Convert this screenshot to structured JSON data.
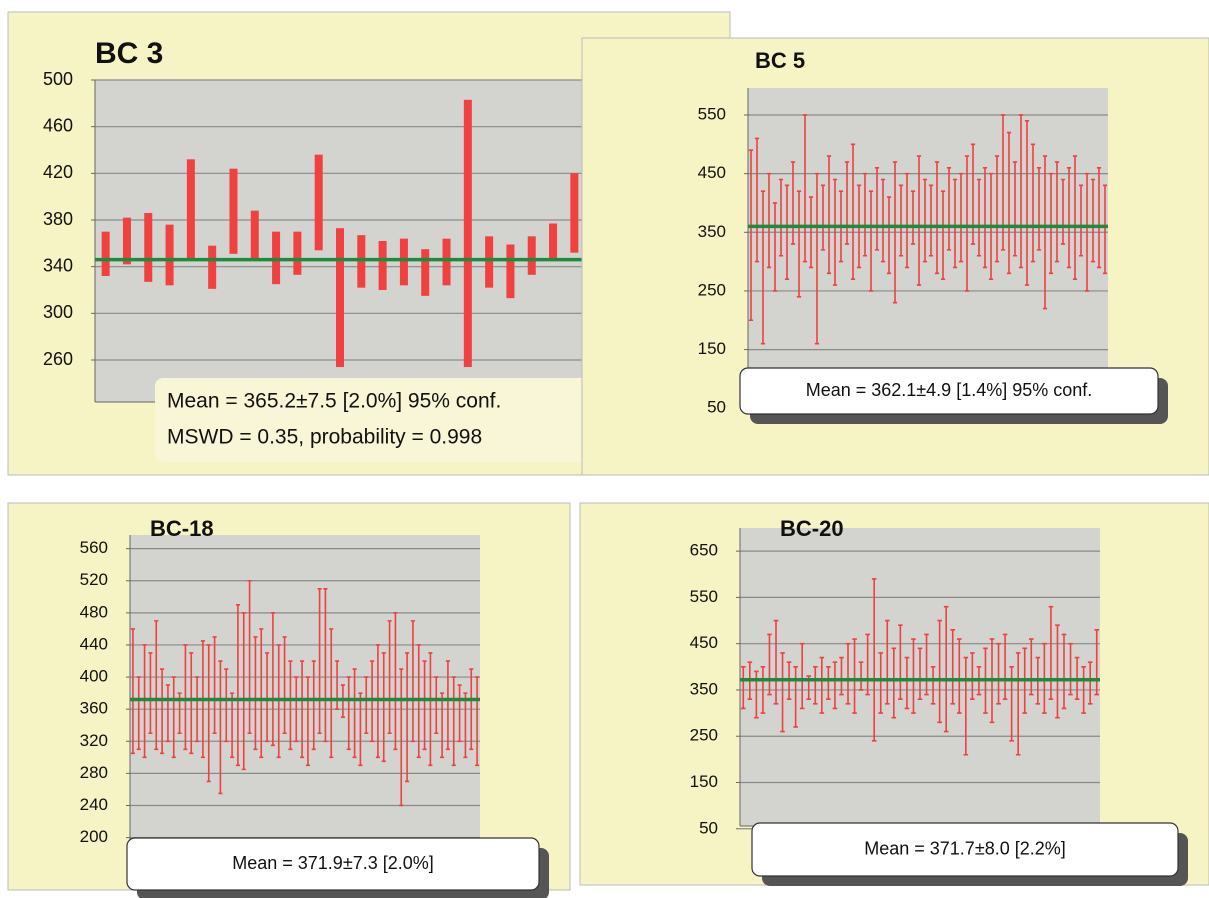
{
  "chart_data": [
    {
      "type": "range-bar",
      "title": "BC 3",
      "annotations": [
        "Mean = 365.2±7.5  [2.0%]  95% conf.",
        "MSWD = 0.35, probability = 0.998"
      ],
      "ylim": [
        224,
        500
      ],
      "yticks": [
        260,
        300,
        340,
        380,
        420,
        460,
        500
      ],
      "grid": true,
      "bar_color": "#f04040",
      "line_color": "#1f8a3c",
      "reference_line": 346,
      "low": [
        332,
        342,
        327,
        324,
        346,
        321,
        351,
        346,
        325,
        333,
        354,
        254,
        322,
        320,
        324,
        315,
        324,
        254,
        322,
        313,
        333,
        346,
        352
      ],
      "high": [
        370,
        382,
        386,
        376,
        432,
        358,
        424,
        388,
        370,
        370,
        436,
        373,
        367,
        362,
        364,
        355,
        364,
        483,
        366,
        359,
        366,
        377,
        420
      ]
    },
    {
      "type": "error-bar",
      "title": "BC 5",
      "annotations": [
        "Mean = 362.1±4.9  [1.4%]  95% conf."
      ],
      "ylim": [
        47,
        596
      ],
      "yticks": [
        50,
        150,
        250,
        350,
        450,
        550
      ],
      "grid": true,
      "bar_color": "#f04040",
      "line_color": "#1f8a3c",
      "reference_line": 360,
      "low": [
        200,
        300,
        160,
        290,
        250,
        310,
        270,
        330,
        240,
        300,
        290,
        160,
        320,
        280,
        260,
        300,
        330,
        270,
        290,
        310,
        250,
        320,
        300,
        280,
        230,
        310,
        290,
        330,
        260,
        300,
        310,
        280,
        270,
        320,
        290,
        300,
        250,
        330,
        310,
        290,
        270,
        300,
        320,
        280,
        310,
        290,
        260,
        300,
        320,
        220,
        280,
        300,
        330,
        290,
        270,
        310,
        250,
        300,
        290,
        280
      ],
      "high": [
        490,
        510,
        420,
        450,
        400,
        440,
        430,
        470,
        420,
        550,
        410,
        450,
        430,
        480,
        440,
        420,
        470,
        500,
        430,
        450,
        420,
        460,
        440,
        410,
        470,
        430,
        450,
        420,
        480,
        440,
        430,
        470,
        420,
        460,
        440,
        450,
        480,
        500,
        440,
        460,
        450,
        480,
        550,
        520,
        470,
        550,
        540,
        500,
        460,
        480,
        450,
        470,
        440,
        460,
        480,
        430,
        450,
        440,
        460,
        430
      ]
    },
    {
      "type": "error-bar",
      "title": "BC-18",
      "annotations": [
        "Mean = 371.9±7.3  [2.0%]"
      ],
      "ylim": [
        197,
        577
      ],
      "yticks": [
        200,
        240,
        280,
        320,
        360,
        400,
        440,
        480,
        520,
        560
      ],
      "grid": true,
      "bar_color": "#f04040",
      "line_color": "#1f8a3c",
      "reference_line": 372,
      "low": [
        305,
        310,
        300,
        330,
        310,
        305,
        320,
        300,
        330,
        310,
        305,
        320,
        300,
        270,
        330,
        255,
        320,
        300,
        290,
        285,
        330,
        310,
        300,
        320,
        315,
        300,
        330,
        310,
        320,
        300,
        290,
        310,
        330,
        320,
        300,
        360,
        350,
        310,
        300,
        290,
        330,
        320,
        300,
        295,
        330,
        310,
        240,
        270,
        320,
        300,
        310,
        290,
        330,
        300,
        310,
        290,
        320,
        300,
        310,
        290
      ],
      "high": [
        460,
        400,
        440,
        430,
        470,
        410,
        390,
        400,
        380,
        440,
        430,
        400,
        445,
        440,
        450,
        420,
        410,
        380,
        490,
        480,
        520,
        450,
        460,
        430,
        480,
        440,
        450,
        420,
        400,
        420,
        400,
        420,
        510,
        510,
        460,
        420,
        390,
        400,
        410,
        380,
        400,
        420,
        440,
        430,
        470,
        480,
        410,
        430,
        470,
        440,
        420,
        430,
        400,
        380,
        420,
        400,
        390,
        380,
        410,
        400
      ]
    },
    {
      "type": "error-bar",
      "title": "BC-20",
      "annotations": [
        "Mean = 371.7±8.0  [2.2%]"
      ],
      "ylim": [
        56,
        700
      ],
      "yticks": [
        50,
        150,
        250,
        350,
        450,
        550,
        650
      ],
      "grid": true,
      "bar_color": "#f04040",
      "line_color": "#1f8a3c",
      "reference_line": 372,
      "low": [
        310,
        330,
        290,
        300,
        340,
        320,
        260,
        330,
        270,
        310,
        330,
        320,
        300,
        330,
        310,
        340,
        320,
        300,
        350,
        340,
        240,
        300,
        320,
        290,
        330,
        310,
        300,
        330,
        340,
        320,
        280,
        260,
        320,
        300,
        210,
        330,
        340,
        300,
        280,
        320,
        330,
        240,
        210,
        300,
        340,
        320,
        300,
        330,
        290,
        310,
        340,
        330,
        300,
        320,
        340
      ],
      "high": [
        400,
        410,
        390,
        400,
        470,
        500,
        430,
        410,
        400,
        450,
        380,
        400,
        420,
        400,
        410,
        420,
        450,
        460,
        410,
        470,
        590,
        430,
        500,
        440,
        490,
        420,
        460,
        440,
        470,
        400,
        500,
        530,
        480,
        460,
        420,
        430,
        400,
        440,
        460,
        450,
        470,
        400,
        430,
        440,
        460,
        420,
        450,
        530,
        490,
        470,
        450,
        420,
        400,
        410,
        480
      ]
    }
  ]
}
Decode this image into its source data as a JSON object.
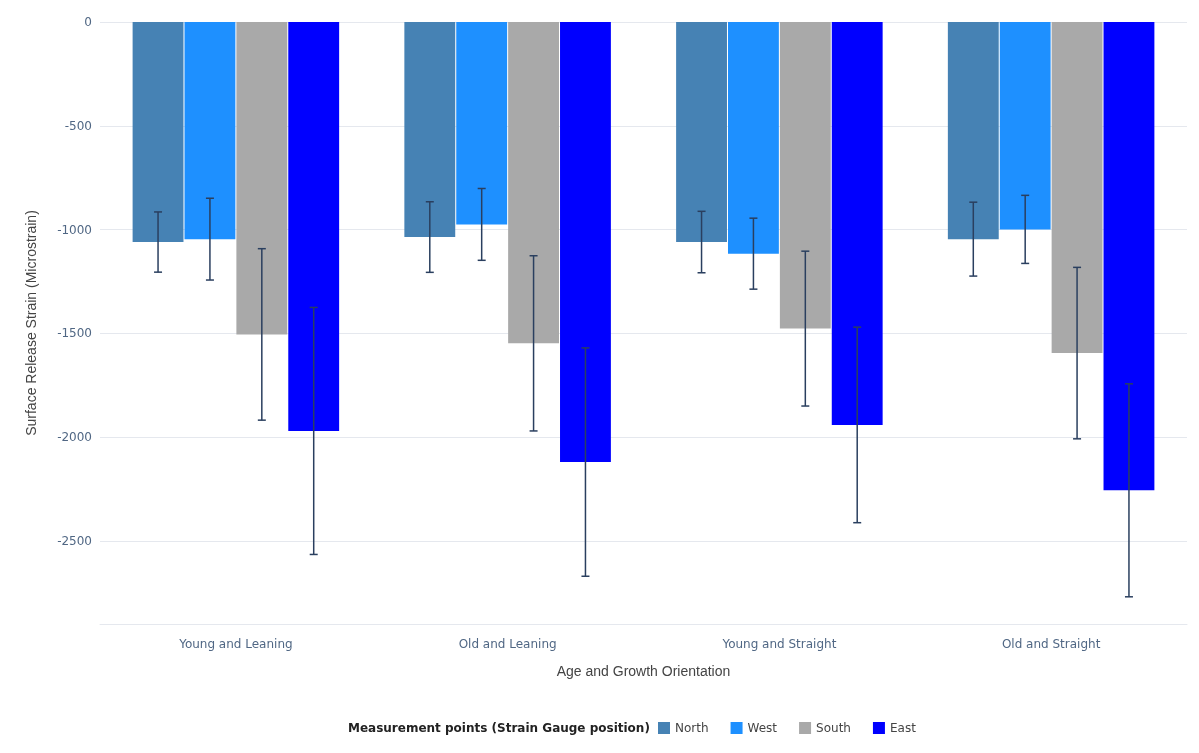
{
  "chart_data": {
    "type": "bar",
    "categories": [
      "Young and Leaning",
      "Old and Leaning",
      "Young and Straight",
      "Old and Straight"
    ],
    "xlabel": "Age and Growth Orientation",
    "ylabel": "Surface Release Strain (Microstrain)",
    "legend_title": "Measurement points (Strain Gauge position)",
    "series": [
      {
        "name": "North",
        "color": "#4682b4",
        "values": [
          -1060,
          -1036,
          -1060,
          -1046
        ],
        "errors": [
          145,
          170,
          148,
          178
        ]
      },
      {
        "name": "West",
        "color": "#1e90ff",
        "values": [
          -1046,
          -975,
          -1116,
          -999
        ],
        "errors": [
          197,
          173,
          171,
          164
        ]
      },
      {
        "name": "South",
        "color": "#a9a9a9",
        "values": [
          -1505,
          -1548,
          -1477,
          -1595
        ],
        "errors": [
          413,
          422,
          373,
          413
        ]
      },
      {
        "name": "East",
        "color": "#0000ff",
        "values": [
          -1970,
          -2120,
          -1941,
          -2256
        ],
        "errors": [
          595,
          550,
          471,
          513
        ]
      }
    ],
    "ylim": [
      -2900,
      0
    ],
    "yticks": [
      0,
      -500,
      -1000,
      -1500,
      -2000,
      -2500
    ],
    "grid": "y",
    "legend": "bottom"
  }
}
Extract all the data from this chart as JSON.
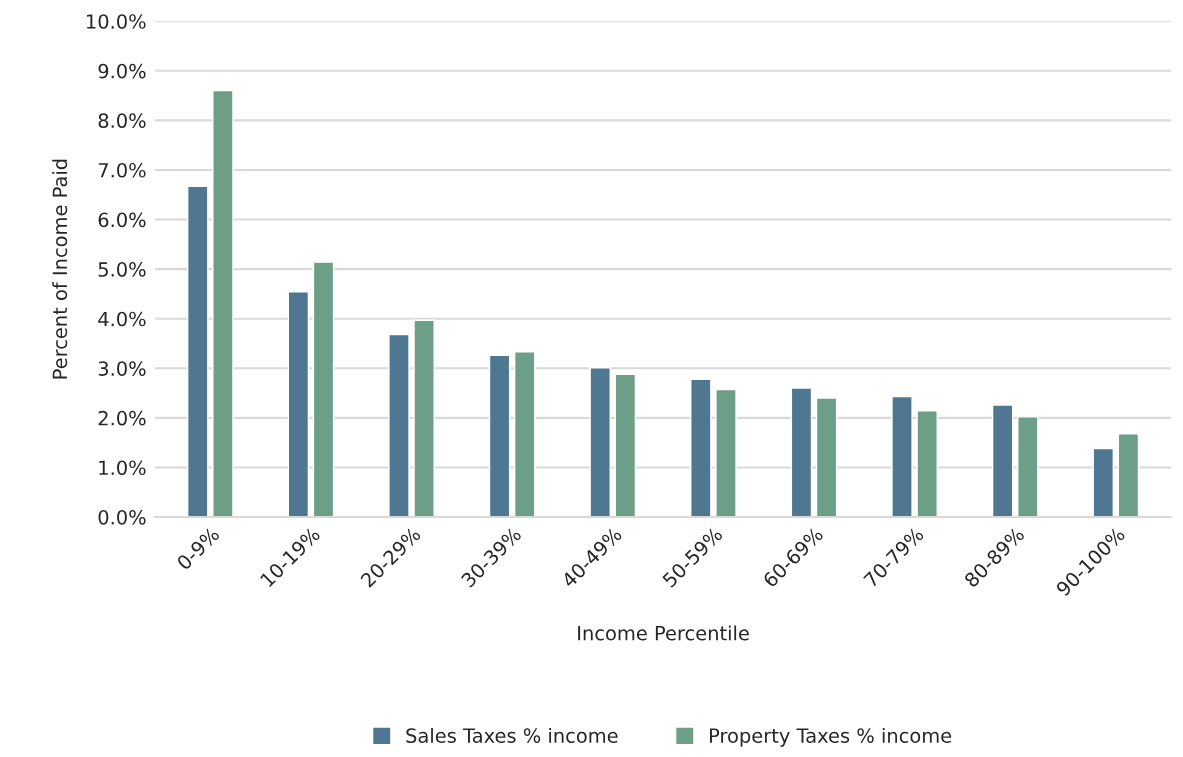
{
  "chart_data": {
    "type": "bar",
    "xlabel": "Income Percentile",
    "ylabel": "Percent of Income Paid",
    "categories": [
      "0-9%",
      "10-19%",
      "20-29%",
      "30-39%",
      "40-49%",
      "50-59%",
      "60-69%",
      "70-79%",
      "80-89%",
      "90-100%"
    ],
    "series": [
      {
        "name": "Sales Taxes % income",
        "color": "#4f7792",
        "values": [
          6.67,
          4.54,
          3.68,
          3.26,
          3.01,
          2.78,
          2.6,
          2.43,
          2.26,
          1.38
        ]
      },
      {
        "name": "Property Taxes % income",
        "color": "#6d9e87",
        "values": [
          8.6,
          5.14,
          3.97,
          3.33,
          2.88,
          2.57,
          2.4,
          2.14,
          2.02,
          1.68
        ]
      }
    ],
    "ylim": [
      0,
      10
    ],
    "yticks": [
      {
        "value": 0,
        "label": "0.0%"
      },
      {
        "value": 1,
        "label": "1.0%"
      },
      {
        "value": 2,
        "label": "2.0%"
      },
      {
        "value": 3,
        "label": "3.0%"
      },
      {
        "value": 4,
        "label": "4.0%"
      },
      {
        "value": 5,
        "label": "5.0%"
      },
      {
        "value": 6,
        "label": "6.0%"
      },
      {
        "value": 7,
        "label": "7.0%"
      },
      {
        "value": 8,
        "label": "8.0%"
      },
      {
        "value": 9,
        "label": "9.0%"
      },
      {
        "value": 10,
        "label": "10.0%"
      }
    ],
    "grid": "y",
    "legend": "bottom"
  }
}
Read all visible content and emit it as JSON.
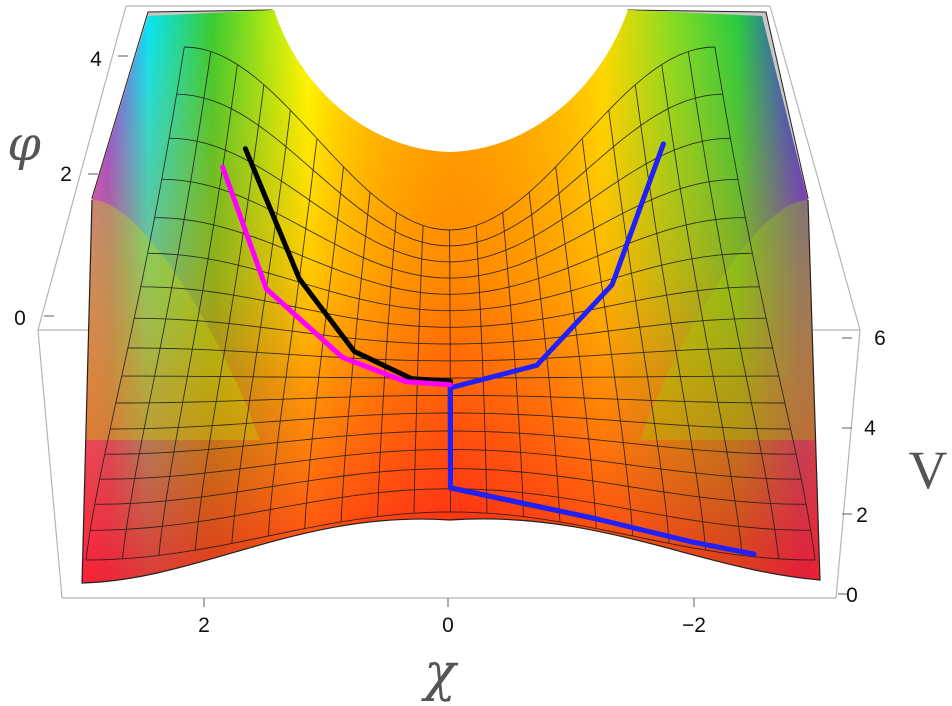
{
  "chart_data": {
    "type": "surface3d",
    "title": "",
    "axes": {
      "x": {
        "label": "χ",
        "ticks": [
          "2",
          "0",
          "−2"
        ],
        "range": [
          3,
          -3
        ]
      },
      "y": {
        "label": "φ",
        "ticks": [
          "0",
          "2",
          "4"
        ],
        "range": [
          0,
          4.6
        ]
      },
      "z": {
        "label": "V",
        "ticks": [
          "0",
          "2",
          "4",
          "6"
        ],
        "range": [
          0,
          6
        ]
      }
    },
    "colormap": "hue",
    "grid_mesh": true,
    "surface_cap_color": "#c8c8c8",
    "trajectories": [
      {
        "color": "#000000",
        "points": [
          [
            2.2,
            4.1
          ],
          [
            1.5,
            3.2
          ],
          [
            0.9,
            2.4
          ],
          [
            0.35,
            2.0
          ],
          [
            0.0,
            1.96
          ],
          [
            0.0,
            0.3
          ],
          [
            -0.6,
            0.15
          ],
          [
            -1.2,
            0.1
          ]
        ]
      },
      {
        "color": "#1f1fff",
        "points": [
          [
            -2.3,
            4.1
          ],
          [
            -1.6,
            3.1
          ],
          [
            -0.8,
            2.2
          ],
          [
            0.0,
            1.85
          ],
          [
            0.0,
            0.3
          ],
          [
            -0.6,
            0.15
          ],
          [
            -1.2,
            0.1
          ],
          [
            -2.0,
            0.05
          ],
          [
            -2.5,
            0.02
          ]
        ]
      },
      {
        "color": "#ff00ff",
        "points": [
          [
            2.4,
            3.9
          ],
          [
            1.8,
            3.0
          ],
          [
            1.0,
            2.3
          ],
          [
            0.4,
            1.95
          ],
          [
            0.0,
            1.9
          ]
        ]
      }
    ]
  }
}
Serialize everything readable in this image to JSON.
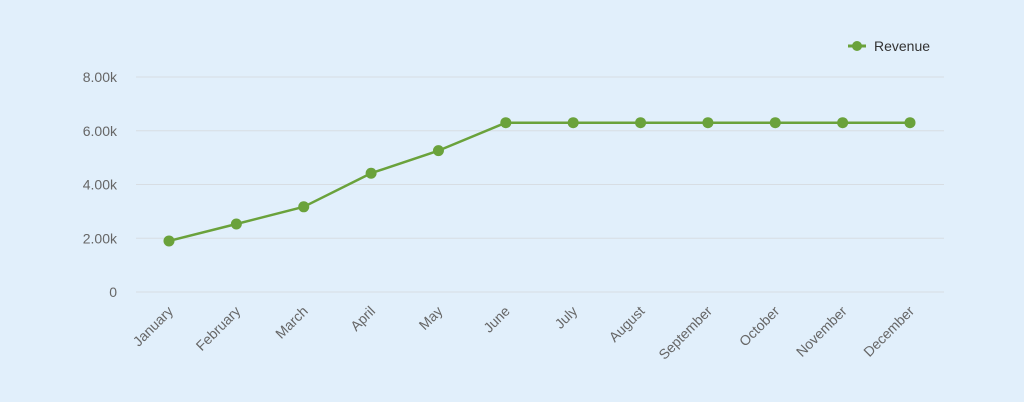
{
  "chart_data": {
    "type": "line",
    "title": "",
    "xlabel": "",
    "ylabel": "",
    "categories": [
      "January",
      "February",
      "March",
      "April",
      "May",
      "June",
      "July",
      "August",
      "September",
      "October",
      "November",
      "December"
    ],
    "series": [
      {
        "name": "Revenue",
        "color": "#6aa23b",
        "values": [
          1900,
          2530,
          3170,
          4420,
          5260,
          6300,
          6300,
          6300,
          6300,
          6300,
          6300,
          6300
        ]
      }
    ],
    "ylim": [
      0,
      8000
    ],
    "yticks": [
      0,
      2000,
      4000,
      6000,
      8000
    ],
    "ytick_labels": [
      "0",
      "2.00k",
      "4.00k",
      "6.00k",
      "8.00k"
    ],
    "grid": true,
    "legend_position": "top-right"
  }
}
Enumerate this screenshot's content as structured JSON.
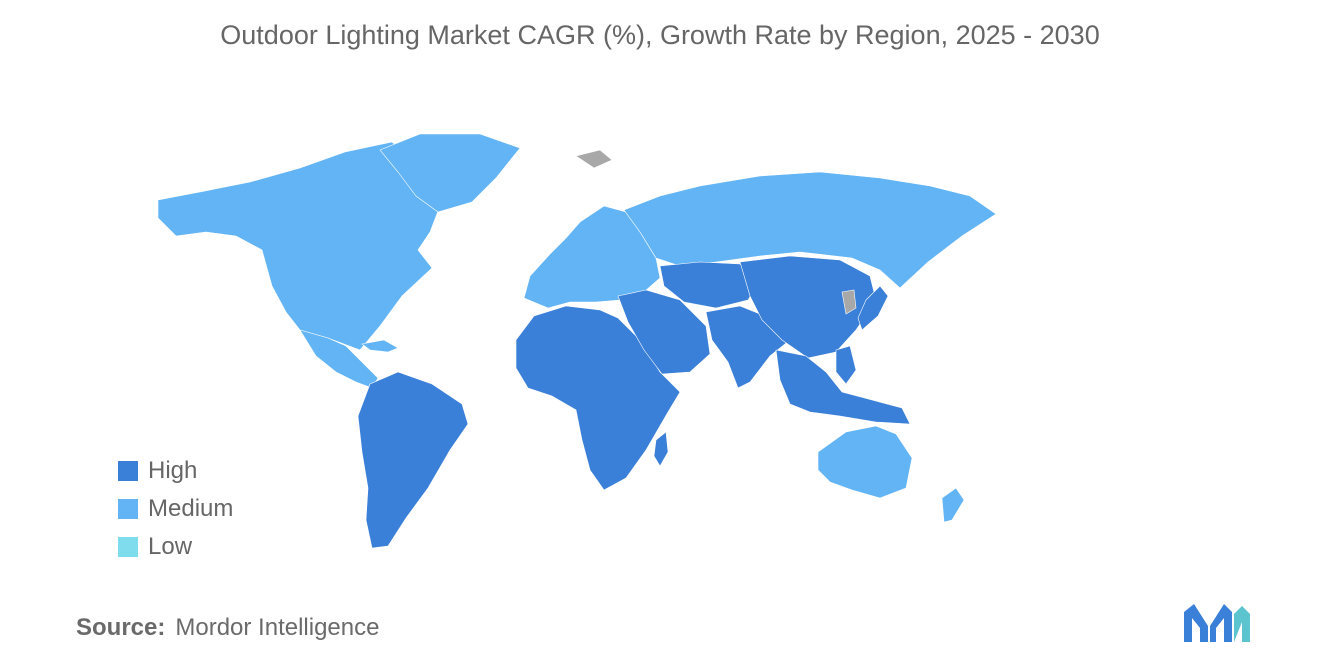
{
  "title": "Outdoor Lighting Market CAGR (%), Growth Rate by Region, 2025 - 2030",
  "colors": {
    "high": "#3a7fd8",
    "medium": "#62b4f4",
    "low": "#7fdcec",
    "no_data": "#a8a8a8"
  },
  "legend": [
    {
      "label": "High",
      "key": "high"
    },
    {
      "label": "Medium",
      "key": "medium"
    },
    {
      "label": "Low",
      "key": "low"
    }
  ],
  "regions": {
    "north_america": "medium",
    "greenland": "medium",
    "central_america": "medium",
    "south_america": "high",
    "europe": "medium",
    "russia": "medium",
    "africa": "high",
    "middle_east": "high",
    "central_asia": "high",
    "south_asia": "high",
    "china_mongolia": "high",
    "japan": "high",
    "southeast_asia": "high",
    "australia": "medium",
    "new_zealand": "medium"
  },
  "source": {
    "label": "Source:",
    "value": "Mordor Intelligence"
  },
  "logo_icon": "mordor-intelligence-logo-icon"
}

* **Task description**: Look through the lines above and collect those with the word "Growth".

* **Complete output**:
    "xlabel": "Age and Growth Orientation",
  "title": "Outdoor Lighting Market CAGR (%), Growth Rate by Region, 2025 - 2030",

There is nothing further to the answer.